Start Data in this exercise

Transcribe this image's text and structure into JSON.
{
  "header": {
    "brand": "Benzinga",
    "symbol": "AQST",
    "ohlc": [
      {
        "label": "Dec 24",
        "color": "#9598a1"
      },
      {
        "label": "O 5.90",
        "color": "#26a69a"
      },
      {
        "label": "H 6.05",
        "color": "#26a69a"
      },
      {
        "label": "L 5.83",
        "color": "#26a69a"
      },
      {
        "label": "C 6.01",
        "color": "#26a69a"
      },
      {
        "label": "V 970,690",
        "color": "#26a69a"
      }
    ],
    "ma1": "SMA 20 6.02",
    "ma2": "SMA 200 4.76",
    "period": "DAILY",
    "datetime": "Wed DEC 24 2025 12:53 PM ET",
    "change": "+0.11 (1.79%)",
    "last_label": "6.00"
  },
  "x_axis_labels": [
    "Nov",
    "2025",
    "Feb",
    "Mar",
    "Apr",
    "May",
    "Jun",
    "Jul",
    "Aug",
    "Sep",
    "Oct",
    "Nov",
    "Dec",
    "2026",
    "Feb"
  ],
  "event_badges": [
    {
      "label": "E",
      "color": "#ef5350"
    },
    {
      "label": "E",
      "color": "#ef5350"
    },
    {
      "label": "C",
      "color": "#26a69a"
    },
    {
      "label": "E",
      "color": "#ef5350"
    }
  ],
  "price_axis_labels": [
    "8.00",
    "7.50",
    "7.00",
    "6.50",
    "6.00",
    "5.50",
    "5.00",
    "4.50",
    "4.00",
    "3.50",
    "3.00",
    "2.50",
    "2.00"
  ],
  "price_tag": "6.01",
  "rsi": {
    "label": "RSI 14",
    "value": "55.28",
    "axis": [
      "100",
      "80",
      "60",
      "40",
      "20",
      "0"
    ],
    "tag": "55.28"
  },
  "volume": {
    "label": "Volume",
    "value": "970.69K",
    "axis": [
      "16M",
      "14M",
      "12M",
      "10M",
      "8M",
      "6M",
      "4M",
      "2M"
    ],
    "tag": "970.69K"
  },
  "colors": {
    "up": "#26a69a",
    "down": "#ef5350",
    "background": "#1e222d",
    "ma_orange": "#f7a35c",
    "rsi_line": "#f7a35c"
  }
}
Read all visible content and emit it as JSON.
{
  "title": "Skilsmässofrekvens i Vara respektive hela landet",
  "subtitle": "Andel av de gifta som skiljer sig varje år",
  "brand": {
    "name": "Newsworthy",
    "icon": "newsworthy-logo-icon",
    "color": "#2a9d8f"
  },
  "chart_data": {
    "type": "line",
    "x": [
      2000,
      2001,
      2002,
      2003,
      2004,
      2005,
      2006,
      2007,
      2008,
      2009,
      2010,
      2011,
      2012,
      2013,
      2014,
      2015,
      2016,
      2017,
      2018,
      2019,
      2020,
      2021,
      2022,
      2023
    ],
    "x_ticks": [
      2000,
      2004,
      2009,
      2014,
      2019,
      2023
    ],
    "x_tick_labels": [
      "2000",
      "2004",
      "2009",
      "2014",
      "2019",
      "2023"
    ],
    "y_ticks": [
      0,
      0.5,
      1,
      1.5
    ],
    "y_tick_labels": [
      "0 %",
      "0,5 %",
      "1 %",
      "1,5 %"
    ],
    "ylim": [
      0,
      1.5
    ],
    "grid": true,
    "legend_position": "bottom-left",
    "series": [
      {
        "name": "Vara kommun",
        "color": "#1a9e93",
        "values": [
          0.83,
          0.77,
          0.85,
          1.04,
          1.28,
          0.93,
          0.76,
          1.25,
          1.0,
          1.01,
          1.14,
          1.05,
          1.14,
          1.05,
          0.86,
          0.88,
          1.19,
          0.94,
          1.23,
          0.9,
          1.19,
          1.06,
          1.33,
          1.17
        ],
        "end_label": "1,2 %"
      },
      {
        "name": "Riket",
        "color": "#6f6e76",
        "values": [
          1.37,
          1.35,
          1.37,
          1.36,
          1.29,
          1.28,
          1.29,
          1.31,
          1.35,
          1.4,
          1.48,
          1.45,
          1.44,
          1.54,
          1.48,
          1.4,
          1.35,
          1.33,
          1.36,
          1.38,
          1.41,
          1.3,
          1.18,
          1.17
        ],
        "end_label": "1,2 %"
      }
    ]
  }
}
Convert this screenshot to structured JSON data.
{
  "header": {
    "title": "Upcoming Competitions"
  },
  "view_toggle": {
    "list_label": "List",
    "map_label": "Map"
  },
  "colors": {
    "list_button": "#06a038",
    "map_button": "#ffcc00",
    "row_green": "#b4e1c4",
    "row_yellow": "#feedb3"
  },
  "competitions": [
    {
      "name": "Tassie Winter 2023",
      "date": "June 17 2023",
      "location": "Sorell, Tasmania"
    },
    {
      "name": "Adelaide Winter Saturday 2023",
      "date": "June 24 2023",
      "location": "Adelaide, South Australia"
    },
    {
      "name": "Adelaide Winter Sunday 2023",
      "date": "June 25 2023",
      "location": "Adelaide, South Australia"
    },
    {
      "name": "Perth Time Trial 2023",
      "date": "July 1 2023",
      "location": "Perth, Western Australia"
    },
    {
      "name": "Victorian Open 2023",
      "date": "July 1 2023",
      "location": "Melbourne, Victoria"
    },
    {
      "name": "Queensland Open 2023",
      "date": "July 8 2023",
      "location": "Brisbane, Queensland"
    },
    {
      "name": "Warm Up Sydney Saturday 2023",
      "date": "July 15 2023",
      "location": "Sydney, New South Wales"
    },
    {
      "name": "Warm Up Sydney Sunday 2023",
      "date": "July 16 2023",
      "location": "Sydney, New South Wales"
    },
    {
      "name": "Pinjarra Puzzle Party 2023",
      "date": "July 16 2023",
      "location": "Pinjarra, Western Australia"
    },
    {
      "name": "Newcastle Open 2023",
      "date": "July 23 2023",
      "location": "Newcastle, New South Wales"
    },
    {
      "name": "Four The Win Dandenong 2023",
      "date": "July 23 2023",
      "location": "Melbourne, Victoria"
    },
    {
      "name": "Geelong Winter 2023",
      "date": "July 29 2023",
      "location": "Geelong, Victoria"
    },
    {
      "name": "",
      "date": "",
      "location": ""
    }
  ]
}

End Data in this exercise

## Objective
Write out the entries above word for word.

## Task output
Transcribe this image's text and structure into JSON.
{
  "header": {
    "brand": "Benzinga",
    "symbol": "AQST",
    "ohlc": [
      {
        "label": "Dec 24",
        "color": "#9598a1"
      },
      {
        "label": "O 5.90",
        "color": "#26a69a"
      },
      {
        "label": "H 6.05",
        "color": "#26a69a"
      },
      {
        "label": "L 5.83",
        "color": "#26a69a"
      },
      {
        "label": "C 6.01",
        "color": "#26a69a"
      },
      {
        "label": "V 970,690",
        "color": "#26a69a"
      }
    ],
    "ma1": "SMA 20 6.02",
    "ma2": "SMA 200 4.76",
    "period": "DAILY",
    "datetime": "Wed DEC 24 2025 12:53 PM ET",
    "change": "+0.11 (1.79%)",
    "last_label": "6.00"
  },
  "x_axis_labels": [
    "Nov",
    "2025",
    "Feb",
    "Mar",
    "Apr",
    "May",
    "Jun",
    "Jul",
    "Aug",
    "Sep",
    "Oct",
    "Nov",
    "Dec",
    "2026",
    "Feb"
  ],
  "event_badges": [
    {
      "label": "E",
      "color": "#ef5350"
    },
    {
      "label": "E",
      "color": "#ef5350"
    },
    {
      "label": "C",
      "color": "#26a69a"
    },
    {
      "label": "E",
      "color": "#ef5350"
    }
  ],
  "price_axis_labels": [
    "8.00",
    "7.50",
    "7.00",
    "6.50",
    "6.00",
    "5.50",
    "5.00",
    "4.50",
    "4.00",
    "3.50",
    "3.00",
    "2.50",
    "2.00"
  ],
  "price_tag": "6.01",
  "rsi": {
    "label": "RSI 14",
    "value": "55.28",
    "axis": [
      "100",
      "80",
      "60",
      "40",
      "20",
      "0"
    ],
    "tag": "55.28"
  },
  "volume": {
    "label": "Volume",
    "value": "970.69K",
    "axis": [
      "16M",
      "14M",
      "12M",
      "10M",
      "8M",
      "6M",
      "4M",
      "2M"
    ],
    "tag": "970.69K"
  },
  "colors": {
    "up": "#26a69a",
    "down": "#ef5350",
    "background": "#1e222d",
    "ma_orange": "#f7a35c",
    "rsi_line": "#f7a35c"
  }
}
Read all visible content and emit it as JSON.
{
  "title": "Skilsmässofrekvens i Vara respektive hela landet",
  "subtitle": "Andel av de gifta som skiljer sig varje år",
  "brand": {
    "name": "Newsworthy",
    "icon": "newsworthy-logo-icon",
    "color": "#2a9d8f"
  },
  "chart_data": {
    "type": "line",
    "x": [
      2000,
      2001,
      2002,
      2003,
      2004,
      2005,
      2006,
      2007,
      2008,
      2009,
      2010,
      2011,
      2012,
      2013,
      2014,
      2015,
      2016,
      2017,
      2018,
      2019,
      2020,
      2021,
      2022,
      2023
    ],
    "x_ticks": [
      2000,
      2004,
      2009,
      2014,
      2019,
      2023
    ],
    "x_tick_labels": [
      "2000",
      "2004",
      "2009",
      "2014",
      "2019",
      "2023"
    ],
    "y_ticks": [
      0,
      0.5,
      1,
      1.5
    ],
    "y_tick_labels": [
      "0 %",
      "0,5 %",
      "1 %",
      "1,5 %"
    ],
    "ylim": [
      0,
      1.5
    ],
    "grid": true,
    "legend_position": "bottom-left",
    "series": [
      {
        "name": "Vara kommun",
        "color": "#1a9e93",
        "values": [
          0.83,
          0.77,
          0.85,
          1.04,
          1.28,
          0.93,
          0.76,
          1.25,
          1.0,
          1.01,
          1.14,
          1.05,
          1.14,
          1.05,
          0.86,
          0.88,
          1.19,
          0.94,
          1.23,
          0.9,
          1.19,
          1.06,
          1.33,
          1.17
        ],
        "end_label": "1,2 %"
      },
      {
        "name": "Riket",
        "color": "#6f6e76",
        "values": [
          1.37,
          1.35,
          1.37,
          1.36,
          1.29,
          1.28,
          1.29,
          1.31,
          1.35,
          1.4,
          1.48,
          1.45,
          1.44,
          1.54,
          1.48,
          1.4,
          1.35,
          1.33,
          1.36,
          1.38,
          1.41,
          1.3,
          1.18,
          1.17
        ],
        "end_label": "1,2 %"
      }
    ]
  }
}
Convert this screenshot to structured JSON data.
{
  "header": {
    "title": "Upcoming Competitions"
  },
  "view_toggle": {
    "list_label": "List",
    "map_label": "Map"
  },
  "colors": {
    "list_button": "#06a038",
    "map_button": "#ffcc00",
    "row_green": "#b4e1c4",
    "row_yellow": "#feedb3"
  },
  "competitions": [
    {
      "name": "Tassie Winter 2023",
      "date": "June 17 2023",
      "location": "Sorell, Tasmania"
    },
    {
      "name": "Adelaide Winter Saturday 2023",
      "date": "June 24 2023",
      "location": "Adelaide, South Australia"
    },
    {
      "name": "Adelaide Winter Sunday 2023",
      "date": "June 25 2023",
      "location": "Adelaide, South Australia"
    },
    {
      "name": "Perth Time Trial 2023",
      "date": "July 1 2023",
      "location": "Perth, Western Australia"
    },
    {
      "name": "Victorian Open 2023",
      "date": "July 1 2023",
      "location": "Melbourne, Victoria"
    },
    {
      "name": "Queensland Open 2023",
      "date": "July 8 2023",
      "location": "Brisbane, Queensland"
    },
    {
      "name": "Warm Up Sydney Saturday 2023",
      "date": "July 15 2023",
      "location": "Sydney, New South Wales"
    },
    {
      "name": "Warm Up Sydney Sunday 2023",
      "date": "July 16 2023",
      "location": "Sydney, New South Wales"
    },
    {
      "name": "Pinjarra Puzzle Party 2023",
      "date": "July 16 2023",
      "location": "Pinjarra, Western Australia"
    },
    {
      "name": "Newcastle Open 2023",
      "date": "July 23 2023",
      "location": "Newcastle, New South Wales"
    },
    {
      "name": "Four The Win Dandenong 2023",
      "date": "July 23 2023",
      "location": "Melbourne, Victoria"
    },
    {
      "name": "Geelong Winter 2023",
      "date": "July 29 2023",
      "location": "Geelong, Victoria"
    },
    {
      "name": "",
      "date": "",
      "location": ""
    }
  ]
}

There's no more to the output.